• Exercise objective:
Return the part of the increasing returns page from "Economics had long" to "random and dynamic.", copied word for word.

**** Passage provided

W. Brian Arthur

 

 

Here is a popular 1996 article by Arthur in the Harvard Business Review: "Increasing Returns and the New World of Business"

 

And here is a piece by Fast Company commemorating the 20th anniversary of the HBR article: "A Short History of the Most Important Theory in Tech"

 

A recent discussion on increasing returns: "Rerun the Tape of History and QWERTY always Wins—a Comment"

 

 

 

 

 

 

 

 

 

 

 

 

 

 

 

 

 

 

 

 

 

 

 

 

 

 

Increasing Returns

In standard economic theory, markets show diminishing returns. There are only so many good hydroelectric sites in Norway and after these are exploited hydro energy runs into diminishing returns—it becomes more costly. So hydro and petrolium energy share the market.

But some economic markets show increasing returns. If one company or product or technology gets advantage it gains further advantage—there are increasing returns or positive feedbacks. So when several such companies compete, one that by chance or clever strategy gets ahead may gain further advantage and can go on to dominate or lock in the market. (Think of Facebook versus Myspace, or Google versus Yahoo and AltaVista.) But the one that wins need not be the best—it may have come to dominate partially by chance.

Economics had long known about increasing returns but didn't know how to deal with them. Alfred Marshall speculated in 1890 that if N firms competed and each had increasing returns, the market would go to “whatever firm first gets a good start.” But there was an indeterminacy: in principle any of the N firms could win. In the 1980s Arthur realized that such indeterminacies could be resolved by viewing the market’s buildup as a dynamic process subject to random events. Sometimes these small random events would steer the outcome into the dominance of firm X, other times into the dominance of firm Z. The appropriate framework for increasing returns problems was random and dynamic.

********
**** The data

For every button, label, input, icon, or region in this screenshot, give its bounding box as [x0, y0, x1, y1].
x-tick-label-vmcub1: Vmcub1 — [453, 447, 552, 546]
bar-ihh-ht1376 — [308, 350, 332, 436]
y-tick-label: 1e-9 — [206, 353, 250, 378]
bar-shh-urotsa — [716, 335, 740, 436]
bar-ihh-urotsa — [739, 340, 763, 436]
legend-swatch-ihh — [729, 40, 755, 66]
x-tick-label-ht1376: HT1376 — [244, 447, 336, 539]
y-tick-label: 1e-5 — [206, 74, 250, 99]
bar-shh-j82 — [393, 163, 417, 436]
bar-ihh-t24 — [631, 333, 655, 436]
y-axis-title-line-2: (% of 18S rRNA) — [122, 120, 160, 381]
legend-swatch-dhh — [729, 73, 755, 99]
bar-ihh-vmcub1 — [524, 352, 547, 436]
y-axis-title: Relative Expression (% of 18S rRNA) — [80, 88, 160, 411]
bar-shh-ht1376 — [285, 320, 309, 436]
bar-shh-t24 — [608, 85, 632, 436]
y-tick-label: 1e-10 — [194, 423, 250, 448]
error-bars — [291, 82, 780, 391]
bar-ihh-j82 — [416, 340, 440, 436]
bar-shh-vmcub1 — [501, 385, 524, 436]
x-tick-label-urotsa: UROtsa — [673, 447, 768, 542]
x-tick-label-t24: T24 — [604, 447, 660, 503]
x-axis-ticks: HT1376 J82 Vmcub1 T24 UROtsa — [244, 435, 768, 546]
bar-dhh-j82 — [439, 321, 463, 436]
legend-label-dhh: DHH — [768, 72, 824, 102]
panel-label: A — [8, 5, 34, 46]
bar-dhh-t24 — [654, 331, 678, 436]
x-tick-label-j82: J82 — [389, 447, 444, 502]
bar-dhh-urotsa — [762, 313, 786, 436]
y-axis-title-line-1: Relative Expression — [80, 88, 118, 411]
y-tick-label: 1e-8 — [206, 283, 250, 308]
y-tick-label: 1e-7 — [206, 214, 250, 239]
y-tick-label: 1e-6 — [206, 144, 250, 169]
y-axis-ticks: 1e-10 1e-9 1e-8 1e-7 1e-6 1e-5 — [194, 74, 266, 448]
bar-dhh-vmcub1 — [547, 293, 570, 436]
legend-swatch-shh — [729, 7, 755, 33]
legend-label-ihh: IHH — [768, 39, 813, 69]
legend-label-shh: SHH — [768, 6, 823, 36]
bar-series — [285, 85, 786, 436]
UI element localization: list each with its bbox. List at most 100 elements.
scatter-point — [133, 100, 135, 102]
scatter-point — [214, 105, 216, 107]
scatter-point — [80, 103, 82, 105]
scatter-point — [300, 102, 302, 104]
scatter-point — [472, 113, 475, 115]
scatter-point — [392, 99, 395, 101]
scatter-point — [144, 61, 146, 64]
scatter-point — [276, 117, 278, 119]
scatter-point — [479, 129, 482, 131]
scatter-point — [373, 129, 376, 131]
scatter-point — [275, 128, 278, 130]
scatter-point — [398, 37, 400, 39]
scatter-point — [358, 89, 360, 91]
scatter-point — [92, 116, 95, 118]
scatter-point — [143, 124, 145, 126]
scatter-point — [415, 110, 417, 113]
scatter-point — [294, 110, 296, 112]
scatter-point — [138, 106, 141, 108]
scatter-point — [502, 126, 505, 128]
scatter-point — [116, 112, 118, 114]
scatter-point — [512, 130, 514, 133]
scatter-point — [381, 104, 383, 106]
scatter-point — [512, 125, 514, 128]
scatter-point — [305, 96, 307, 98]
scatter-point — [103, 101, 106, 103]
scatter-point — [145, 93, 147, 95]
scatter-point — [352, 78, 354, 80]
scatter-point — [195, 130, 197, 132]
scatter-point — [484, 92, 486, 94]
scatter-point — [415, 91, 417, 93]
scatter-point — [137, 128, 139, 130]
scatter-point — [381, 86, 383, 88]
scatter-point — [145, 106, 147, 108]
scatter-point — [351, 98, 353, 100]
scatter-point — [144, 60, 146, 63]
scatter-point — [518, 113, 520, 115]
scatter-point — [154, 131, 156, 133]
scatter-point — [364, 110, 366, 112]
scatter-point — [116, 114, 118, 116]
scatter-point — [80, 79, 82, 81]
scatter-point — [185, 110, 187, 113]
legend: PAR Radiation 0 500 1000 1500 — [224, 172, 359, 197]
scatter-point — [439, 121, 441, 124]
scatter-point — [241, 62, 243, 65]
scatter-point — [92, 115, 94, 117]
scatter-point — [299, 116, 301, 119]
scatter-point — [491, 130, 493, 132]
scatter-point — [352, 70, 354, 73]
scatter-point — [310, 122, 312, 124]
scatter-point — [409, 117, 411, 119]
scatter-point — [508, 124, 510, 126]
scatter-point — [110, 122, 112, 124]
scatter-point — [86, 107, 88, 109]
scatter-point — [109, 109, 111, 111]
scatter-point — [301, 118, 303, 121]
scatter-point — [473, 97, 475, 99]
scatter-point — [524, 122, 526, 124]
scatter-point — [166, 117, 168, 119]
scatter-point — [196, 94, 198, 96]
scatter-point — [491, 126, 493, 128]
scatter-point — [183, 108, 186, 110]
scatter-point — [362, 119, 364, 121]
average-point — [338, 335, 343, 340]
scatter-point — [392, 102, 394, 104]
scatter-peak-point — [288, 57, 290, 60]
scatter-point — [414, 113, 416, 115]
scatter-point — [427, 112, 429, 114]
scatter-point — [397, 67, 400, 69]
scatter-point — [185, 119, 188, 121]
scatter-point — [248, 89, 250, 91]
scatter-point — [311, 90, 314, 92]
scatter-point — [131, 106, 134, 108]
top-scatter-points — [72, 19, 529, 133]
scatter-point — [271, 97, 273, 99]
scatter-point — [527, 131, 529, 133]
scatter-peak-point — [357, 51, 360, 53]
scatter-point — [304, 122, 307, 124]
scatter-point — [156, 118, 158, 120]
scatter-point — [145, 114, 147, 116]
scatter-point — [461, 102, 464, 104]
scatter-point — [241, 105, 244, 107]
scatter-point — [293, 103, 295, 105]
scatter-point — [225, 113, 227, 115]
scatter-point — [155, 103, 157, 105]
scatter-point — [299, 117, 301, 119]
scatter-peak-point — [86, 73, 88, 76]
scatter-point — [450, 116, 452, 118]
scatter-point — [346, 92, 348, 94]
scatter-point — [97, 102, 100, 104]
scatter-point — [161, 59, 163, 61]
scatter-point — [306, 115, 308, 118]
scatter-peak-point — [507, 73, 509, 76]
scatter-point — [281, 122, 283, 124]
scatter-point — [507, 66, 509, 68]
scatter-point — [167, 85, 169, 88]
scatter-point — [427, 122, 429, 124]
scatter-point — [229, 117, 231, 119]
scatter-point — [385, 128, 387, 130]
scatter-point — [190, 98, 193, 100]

********

• Worked solution:
Economics had long known about increasing returns but didn't know how to deal with them. Alfred Marshall speculated in 1890 that if N firms competed and each had increasing returns, the market would go to “whatever firm first gets a good start.” But there was an indeterminacy: in principle any of the N firms could win. In the 1980s Arthur realized that such indeterminacies could be resolved by viewing the market’s buildup as a dynamic process subject to random events. Sometimes these small random events would steer the outcome into the dominance of firm X, other times into the dominance of firm Z. The appropriate framework for increasing returns problems was random and dynamic.